Task brief =>
Your task is to copy the material exactly.

· · · · · · ·

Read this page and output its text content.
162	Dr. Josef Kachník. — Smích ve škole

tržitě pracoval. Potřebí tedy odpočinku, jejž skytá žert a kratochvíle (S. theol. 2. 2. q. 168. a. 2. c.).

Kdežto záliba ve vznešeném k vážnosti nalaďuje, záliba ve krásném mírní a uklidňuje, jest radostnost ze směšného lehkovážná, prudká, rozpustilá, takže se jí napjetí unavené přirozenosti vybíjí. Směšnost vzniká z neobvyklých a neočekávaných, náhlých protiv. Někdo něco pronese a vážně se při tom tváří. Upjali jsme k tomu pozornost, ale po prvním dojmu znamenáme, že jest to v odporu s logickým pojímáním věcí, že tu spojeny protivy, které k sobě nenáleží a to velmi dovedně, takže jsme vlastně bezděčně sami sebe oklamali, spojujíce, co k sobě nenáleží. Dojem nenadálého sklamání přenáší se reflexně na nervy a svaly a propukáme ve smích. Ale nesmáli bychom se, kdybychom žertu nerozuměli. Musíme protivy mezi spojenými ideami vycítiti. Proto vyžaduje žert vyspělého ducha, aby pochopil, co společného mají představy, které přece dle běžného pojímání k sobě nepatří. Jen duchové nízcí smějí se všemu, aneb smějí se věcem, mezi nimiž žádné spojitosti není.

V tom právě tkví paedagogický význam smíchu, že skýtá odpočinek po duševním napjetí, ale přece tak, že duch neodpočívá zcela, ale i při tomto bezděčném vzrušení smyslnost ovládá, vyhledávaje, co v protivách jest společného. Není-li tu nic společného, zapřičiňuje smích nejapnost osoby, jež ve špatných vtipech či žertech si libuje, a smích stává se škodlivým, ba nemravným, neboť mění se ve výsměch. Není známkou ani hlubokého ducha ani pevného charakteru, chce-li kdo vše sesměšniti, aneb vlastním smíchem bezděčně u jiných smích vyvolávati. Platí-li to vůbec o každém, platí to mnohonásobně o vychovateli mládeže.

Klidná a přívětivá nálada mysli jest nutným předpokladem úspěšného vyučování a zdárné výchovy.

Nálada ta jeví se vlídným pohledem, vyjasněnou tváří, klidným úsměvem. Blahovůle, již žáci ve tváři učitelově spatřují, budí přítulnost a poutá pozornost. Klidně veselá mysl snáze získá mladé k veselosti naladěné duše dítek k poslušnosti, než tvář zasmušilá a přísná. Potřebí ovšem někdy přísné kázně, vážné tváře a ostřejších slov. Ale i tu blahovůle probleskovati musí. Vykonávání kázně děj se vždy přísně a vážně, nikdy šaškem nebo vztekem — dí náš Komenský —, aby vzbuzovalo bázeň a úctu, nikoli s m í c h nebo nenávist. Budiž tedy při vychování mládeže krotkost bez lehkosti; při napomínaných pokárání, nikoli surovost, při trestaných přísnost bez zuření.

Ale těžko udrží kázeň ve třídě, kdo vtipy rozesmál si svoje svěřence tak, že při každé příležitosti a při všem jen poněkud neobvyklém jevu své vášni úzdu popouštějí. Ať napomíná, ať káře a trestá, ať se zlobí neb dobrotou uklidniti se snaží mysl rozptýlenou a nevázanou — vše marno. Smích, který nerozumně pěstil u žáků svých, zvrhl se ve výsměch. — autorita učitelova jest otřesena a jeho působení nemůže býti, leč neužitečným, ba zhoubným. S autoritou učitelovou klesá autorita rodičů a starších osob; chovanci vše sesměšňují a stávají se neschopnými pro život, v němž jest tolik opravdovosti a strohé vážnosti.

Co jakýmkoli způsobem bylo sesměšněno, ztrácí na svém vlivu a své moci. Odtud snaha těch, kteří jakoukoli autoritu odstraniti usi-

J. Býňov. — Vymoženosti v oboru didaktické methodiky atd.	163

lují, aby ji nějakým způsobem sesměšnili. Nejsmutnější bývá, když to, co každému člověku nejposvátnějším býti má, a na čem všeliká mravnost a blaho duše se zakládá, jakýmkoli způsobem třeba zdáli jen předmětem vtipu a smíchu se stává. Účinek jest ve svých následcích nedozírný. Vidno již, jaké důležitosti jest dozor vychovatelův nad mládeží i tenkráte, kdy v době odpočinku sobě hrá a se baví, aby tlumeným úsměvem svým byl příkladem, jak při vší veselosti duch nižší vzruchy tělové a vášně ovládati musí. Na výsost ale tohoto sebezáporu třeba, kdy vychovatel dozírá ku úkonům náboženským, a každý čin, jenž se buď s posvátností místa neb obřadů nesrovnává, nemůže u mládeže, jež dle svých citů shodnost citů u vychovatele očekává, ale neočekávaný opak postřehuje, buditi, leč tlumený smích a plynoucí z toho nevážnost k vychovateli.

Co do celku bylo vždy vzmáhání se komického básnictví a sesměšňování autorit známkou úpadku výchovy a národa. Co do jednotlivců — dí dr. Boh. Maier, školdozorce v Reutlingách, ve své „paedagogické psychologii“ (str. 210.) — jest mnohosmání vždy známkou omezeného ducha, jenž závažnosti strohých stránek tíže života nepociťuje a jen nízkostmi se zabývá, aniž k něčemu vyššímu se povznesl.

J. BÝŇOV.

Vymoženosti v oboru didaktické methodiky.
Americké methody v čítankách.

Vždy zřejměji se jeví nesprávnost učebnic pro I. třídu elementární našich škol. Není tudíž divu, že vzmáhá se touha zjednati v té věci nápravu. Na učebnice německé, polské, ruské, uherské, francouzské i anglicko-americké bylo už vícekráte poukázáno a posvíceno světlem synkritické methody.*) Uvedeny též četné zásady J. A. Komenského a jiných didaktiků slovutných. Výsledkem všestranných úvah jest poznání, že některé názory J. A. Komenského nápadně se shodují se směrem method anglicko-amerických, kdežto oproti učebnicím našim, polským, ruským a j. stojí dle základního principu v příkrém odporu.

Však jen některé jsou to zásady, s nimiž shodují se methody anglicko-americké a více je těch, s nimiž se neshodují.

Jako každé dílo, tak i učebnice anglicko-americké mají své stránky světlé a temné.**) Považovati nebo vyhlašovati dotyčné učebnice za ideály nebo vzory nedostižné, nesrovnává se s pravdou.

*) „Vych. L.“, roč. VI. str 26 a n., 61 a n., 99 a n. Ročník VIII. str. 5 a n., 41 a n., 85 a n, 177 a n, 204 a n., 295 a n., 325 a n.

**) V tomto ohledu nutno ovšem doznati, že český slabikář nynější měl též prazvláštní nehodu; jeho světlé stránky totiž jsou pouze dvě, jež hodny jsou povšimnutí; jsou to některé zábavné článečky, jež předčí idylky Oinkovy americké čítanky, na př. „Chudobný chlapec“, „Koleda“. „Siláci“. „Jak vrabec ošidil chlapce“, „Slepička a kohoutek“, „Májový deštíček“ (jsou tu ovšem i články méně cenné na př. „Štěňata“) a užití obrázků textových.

· · · · · · ·

Result below =>
Read this page and output its text content.
162	Dr. Josef Kachník. — Smích ve škole

tržitě pracoval. Potřebí tedy odpočinku, jejž skytá žert a kratochvíle (S. theol. 2. 2. q. 168. a. 2. c.).

Kdežto záliba ve vznešeném k vážnosti nalaďuje, záliba ve krásném mírní a uklidňuje, jest radostnost ze směšného lehkovážná, prudká, rozpustilá, takže se jí napjetí unavené přirozenosti vybíjí. Směšnost vzniká z neobvyklých a neočekávaných, náhlých protiv. Někdo něco pronese a vážně se při tom tváří. Upjali jsme k tomu pozornost, ale po prvním dojmu znamenáme, že jest to v odporu s logickým pojímáním věcí, že tu spojeny protivy, které k sobě nenáleží a to velmi dovedně, takže jsme vlastně bezděčně sami sebe oklamali, spojujíce, co k sobě nenáleží. Dojem nenadálého sklamání přenáší se reflexně na nervy a svaly a propukáme ve smích. Ale nesmáli bychom se, kdybychom žertu nerozuměli. Musíme protivy mezi spojenými ideami vycítiti. Proto vyžaduje žert vyspělého ducha, aby pochopil, co společného mají představy, které přece dle běžného pojímání k sobě nepatří. Jen duchové nízcí smějí se všemu, aneb smějí se věcem, mezi nimiž žádné spojitosti není.

V tom právě tkví paedagogický význam smíchu, že skýtá odpočinek po duševním napjetí, ale přece tak, že duch neodpočívá zcela, ale i při tomto bezděčném vzrušení smyslnost ovládá, vyhledávaje, co v protivách jest společného. Není-li tu nic společného, zapřičiňuje smích nejapnost osoby, jež ve špatných vtipech či žertech si libuje, a smích stává se škodlivým, ba nemravným, neboť mění se ve výsměch. Není známkou ani hlubokého ducha ani pevného charakteru, chce-li kdo vše sesměšniti, aneb vlastním smíchem bezděčně u jiných smích vyvolávati. Platí-li to vůbec o každém, platí to mnohonásobně o vychovateli mládeže.

Klidná a přívětivá nálada mysli jest nutným předpokladem úspěšného vyučování a zdárné výchovy.

Nálada ta jeví se vlídným pohledem, vyjasněnou tváří, klidným úsměvem. Blahovůle, již žáci ve tváři učitelově spatřují, budí přítulnost a poutá pozornost. Klidně veselá mysl snáze získá mladé k veselosti naladěné duše dítek k poslušnosti, než tvář zasmušilá a přísná. Potřebí ovšem někdy přísné kázně, vážné tváře a ostřejších slov. Ale i tu blahovůle probleskovati musí. Vykonávání kázně děj se vždy přísně a vážně, nikdy šaškem nebo vztekem — dí náš Komenský —, aby vzbuzovalo bázeň a úctu, nikoli s m í c h nebo nenávist. Budiž tedy při vychování mládeže krotkost bez lehkosti; při napomínaných pokárání, nikoli surovost, při trestaných přísnost bez zuření.

Ale těžko udrží kázeň ve třídě, kdo vtipy rozesmál si svoje svěřence tak, že při každé příležitosti a při všem jen poněkud neobvyklém jevu své vášni úzdu popouštějí. Ať napomíná, ať káře a trestá, ať se zlobí neb dobrotou uklidniti se snaží mysl rozptýlenou a nevázanou — vše marno. Smích, který nerozumně pěstil u žáků svých, zvrhl se ve výsměch. — autorita učitelova jest otřesena a jeho působení nemůže býti, leč neužitečným, ba zhoubným. S autoritou učitelovou klesá autorita rodičů a starších osob; chovanci vše sesměšňují a stávají se neschopnými pro život, v němž jest tolik opravdovosti a strohé vážnosti.

Co jakýmkoli způsobem bylo sesměšněno, ztrácí na svém vlivu a své moci. Odtud snaha těch, kteří jakoukoli autoritu odstraniti usi-

J. Býňov. — Vymoženosti v oboru didaktické methodiky atd.	163

lují, aby ji nějakým způsobem sesměšnili. Nejsmutnější bývá, když to, co každému člověku nejposvátnějším býti má, a na čem všeliká mravnost a blaho duše se zakládá, jakýmkoli způsobem třeba zdáli jen předmětem vtipu a smíchu se stává. Účinek jest ve svých následcích nedozírný. Vidno již, jaké důležitosti jest dozor vychovatelův nad mládeží i tenkráte, kdy v době odpočinku sobě hrá a se baví, aby tlumeným úsměvem svým byl příkladem, jak při vší veselosti duch nižší vzruchy tělové a vášně ovládati musí. Na výsost ale tohoto sebezáporu třeba, kdy vychovatel dozírá ku úkonům náboženským, a každý čin, jenž se buď s posvátností místa neb obřadů nesrovnává, nemůže u mládeže, jež dle svých citů shodnost citů u vychovatele očekává, ale neočekávaný opak postřehuje, buditi, leč tlumený smích a plynoucí z toho nevážnost k vychovateli.

Co do celku bylo vždy vzmáhání se komického básnictví a sesměšňování autorit známkou úpadku výchovy a národa. Co do jednotlivců — dí dr. Boh. Maier, školdozorce v Reutlingách, ve své „paedagogické psychologii“ (str. 210.) — jest mnohosmání vždy známkou omezeného ducha, jenž závažnosti strohých stránek tíže života nepociťuje a jen nízkostmi se zabývá, aniž k něčemu vyššímu se povznesl.

J. BÝŇOV.

Vymoženosti v oboru didaktické methodiky.
Americké methody v čítankách.

Vždy zřejměji se jeví nesprávnost učebnic pro I. třídu elementární našich škol. Není tudíž divu, že vzmáhá se touha zjednati v té věci nápravu. Na učebnice německé, polské, ruské, uherské, francouzské i anglicko-americké bylo už vícekráte poukázáno a posvíceno světlem synkritické methody.*) Uvedeny též četné zásady J. A. Komenského a jiných didaktiků slovutných. Výsledkem všestranných úvah jest poznání, že některé názory J. A. Komenského nápadně se shodují se směrem method anglicko-amerických, kdežto oproti učebnicím našim, polským, ruským a j. stojí dle základního principu v příkrém odporu.

Však jen některé jsou to zásady, s nimiž shodují se methody anglicko-americké a více je těch, s nimiž se neshodují.

Jako každé dílo, tak i učebnice anglicko-americké mají své stránky světlé a temné.**) Považovati nebo vyhlašovati dotyčné učebnice za ideály nebo vzory nedostižné, nesrovnává se s pravdou.

*) „Vych. L.“, roč. VI. str 26 a n., 61 a n., 99 a n. Ročník VIII. str. 5 a n., 41 a n., 85 a n, 177 a n, 204 a n., 295 a n., 325 a n.

**) V tomto ohledu nutno ovšem doznati, že český slabikář nynější měl též prazvláštní nehodu; jeho světlé stránky totiž jsou pouze dvě, jež hodny jsou povšimnutí; jsou to některé zábavné článečky, jež předčí idylky Oinkovy americké čítanky, na př. „Chudobný chlapec“, „Koleda“. „Siláci“. „Jak vrabec ošidil chlapce“, „Slepička a kohoutek“, „Májový deštíček“ (jsou tu ovšem i články méně cenné na př. „Štěňata“) a užití obrázků textových.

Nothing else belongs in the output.